[Dataset items]
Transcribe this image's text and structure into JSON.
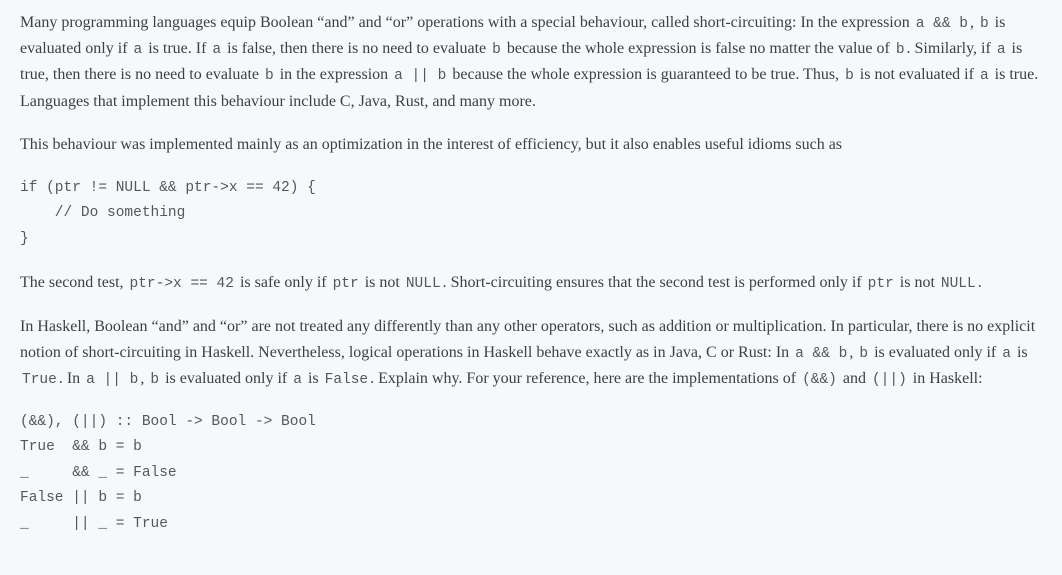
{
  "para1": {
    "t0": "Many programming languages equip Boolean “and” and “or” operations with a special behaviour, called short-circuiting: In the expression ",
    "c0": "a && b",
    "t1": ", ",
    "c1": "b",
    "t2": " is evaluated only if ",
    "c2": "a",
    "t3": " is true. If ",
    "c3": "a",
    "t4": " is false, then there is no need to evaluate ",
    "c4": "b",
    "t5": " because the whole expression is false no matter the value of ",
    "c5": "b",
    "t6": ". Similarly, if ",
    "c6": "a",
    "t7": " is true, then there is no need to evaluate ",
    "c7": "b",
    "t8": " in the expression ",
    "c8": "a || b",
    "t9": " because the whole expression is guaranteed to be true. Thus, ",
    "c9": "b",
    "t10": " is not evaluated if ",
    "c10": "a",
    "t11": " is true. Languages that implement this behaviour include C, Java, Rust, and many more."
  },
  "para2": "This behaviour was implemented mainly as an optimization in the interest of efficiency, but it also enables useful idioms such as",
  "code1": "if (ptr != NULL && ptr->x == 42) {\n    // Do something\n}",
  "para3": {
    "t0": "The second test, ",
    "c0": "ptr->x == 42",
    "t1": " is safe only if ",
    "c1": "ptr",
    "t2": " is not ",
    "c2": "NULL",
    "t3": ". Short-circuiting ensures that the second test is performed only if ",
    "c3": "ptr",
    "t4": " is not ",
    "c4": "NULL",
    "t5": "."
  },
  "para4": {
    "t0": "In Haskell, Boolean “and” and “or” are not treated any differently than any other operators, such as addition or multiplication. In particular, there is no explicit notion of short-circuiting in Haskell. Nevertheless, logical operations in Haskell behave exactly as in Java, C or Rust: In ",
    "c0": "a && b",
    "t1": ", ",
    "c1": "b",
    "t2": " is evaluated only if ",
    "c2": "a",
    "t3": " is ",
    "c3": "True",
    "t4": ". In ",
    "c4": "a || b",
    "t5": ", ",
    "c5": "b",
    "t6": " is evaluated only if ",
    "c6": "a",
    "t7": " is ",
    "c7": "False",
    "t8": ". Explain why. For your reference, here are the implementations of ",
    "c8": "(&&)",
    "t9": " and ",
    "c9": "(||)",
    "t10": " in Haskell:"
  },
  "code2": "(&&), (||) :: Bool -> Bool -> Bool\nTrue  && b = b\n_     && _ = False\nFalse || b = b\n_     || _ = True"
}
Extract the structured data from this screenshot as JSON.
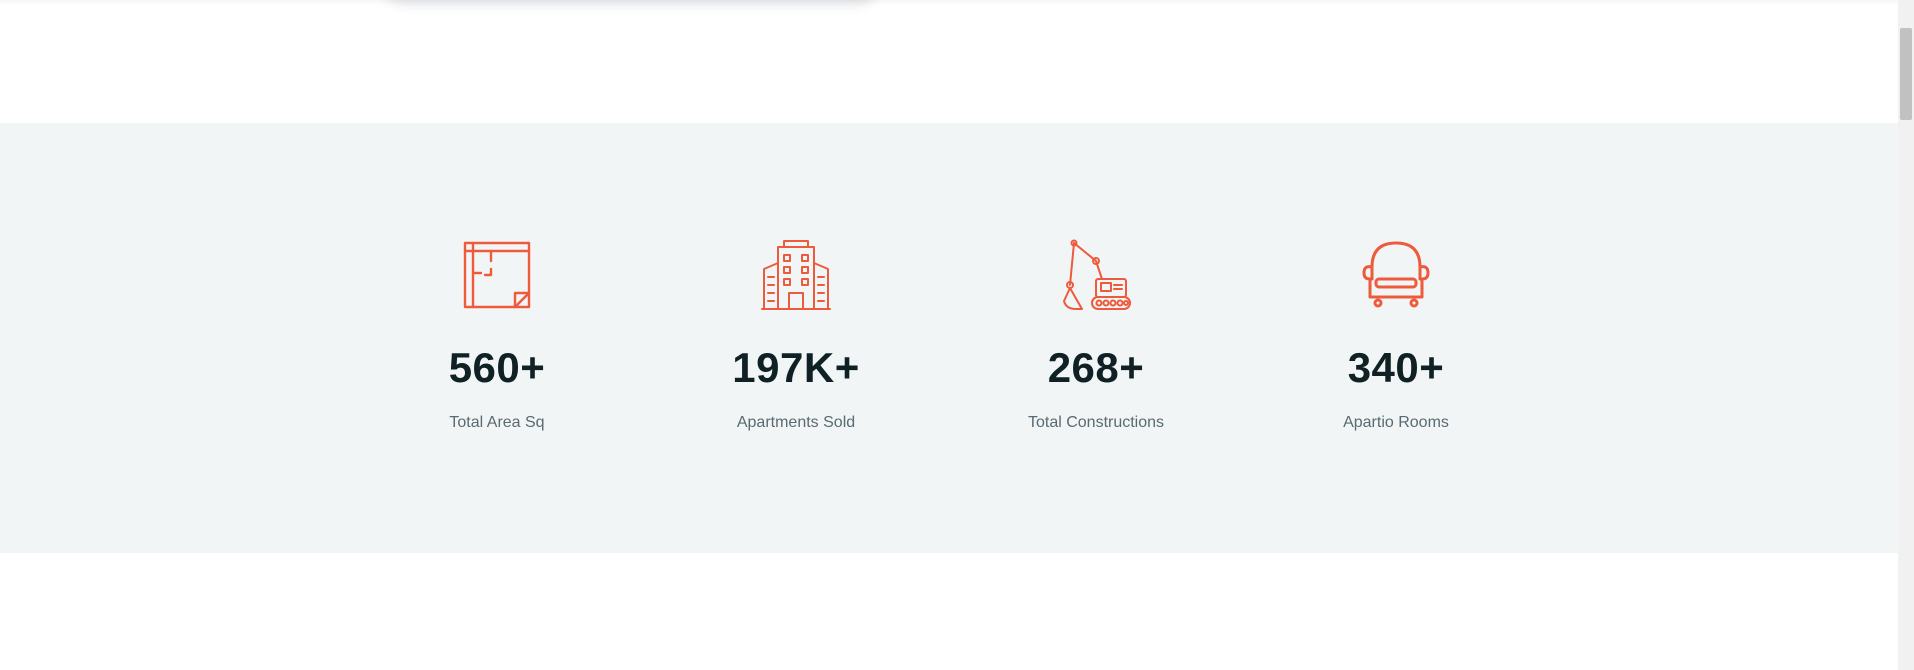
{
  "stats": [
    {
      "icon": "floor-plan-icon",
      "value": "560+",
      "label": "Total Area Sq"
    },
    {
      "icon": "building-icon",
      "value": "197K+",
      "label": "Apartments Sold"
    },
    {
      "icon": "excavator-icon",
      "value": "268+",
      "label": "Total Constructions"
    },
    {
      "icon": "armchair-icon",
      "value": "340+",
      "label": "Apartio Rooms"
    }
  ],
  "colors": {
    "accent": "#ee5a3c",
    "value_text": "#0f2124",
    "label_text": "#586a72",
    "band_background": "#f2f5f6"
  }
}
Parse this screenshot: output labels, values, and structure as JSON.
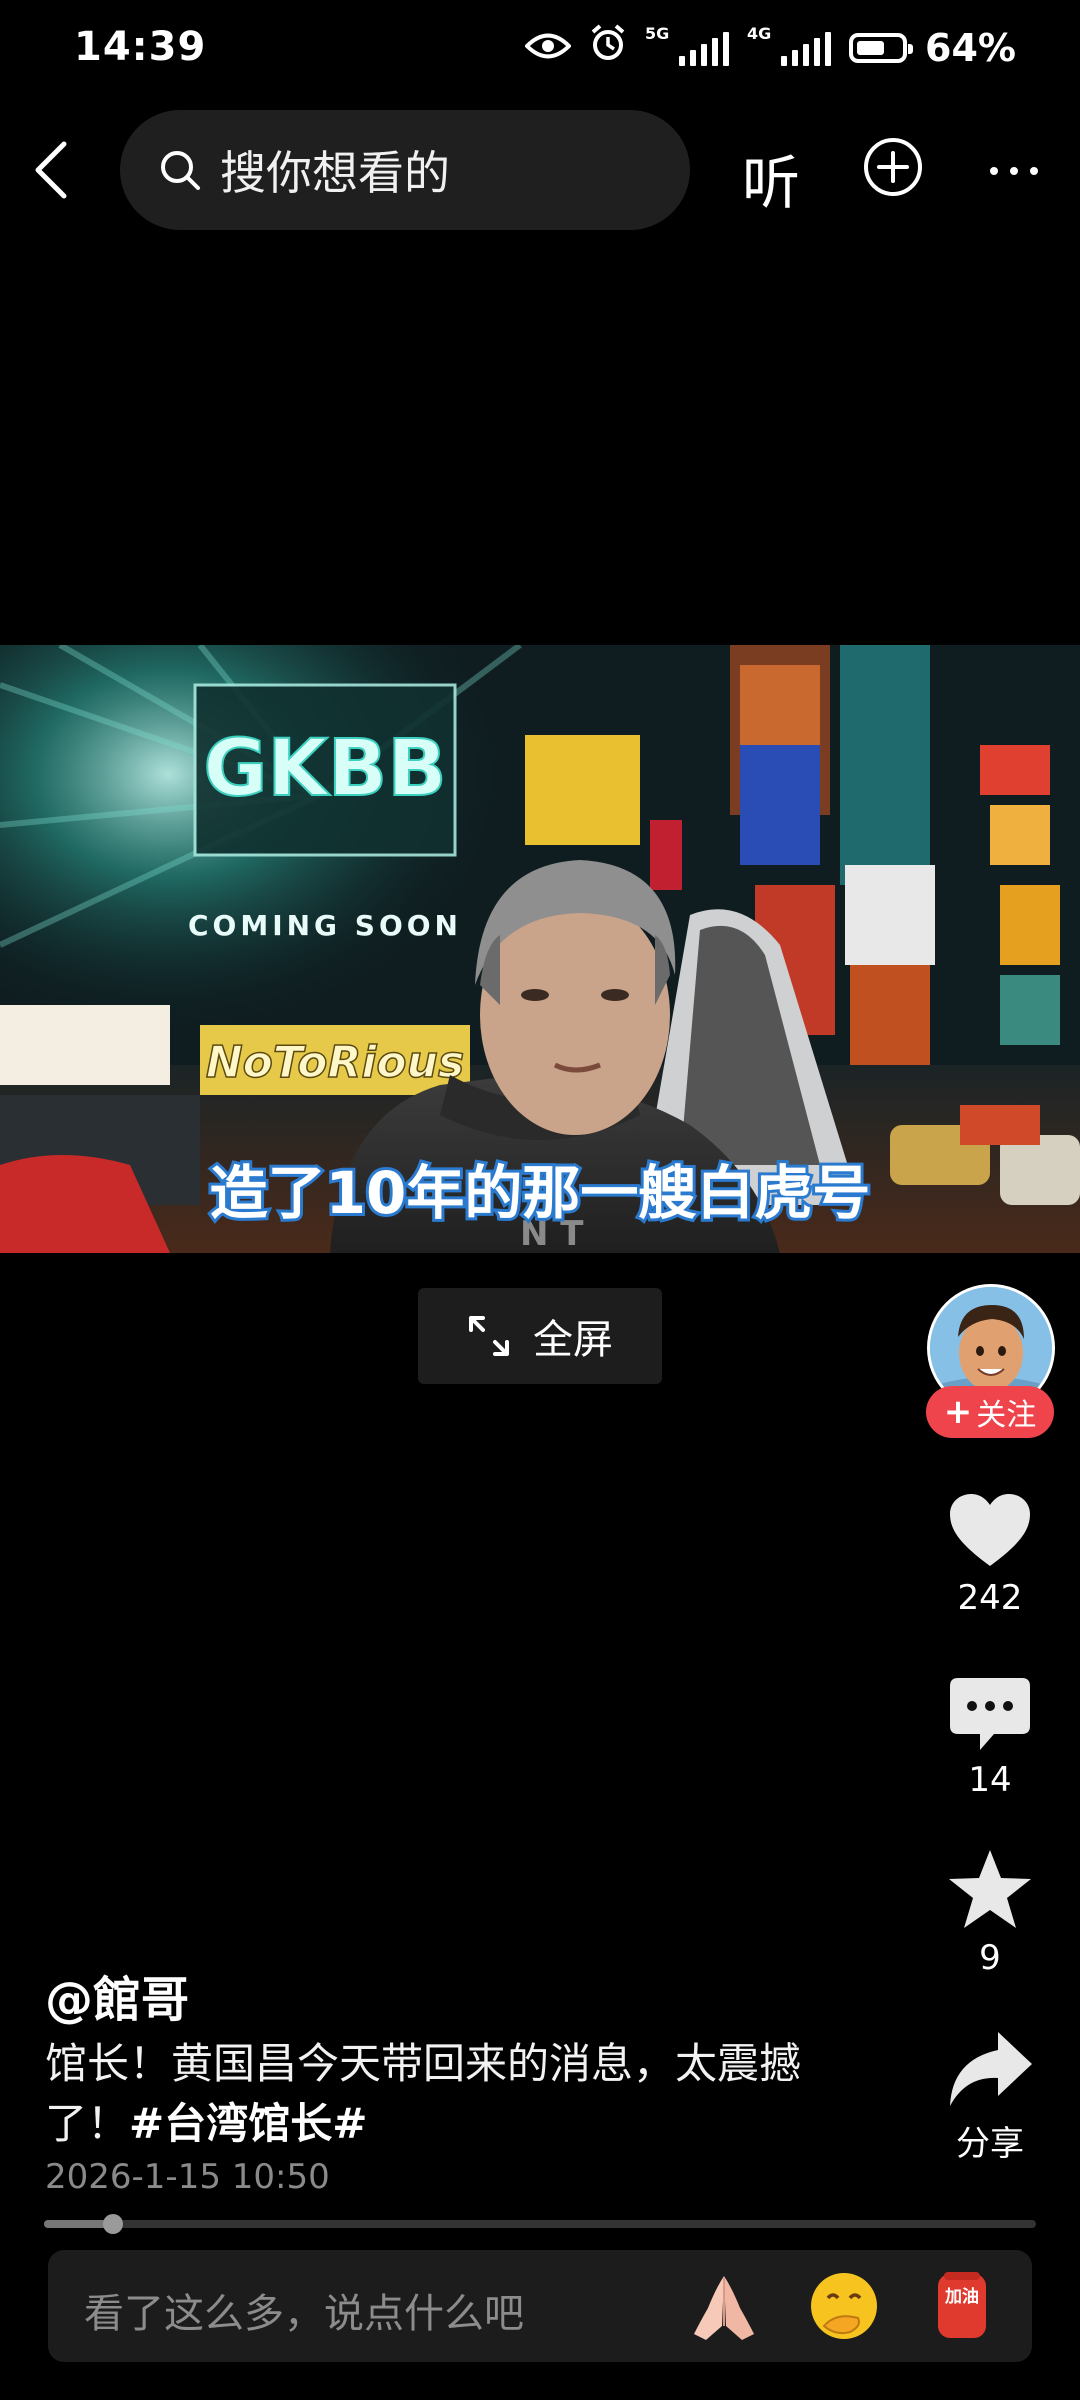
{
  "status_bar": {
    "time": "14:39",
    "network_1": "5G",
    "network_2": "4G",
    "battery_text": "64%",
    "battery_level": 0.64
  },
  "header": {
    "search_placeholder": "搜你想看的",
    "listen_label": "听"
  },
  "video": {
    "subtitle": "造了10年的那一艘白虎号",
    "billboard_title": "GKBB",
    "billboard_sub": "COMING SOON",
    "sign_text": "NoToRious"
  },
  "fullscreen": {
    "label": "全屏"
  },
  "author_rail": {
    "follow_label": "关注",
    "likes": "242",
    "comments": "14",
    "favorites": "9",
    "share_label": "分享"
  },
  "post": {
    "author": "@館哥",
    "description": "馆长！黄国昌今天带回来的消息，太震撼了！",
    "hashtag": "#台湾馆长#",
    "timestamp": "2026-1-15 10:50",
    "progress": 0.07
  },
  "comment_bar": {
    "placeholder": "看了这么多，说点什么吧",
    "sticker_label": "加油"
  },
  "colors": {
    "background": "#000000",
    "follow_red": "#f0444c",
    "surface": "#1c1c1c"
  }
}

### Exercise:
Copy out each line of the material that holds the word "JSON".

### Answer for this exercise:
Transcribe this image's text and structure into JSON.
Extract the structured data from this screenshot as JSON.
Parse this screenshot: output labels, values, and structure as JSON.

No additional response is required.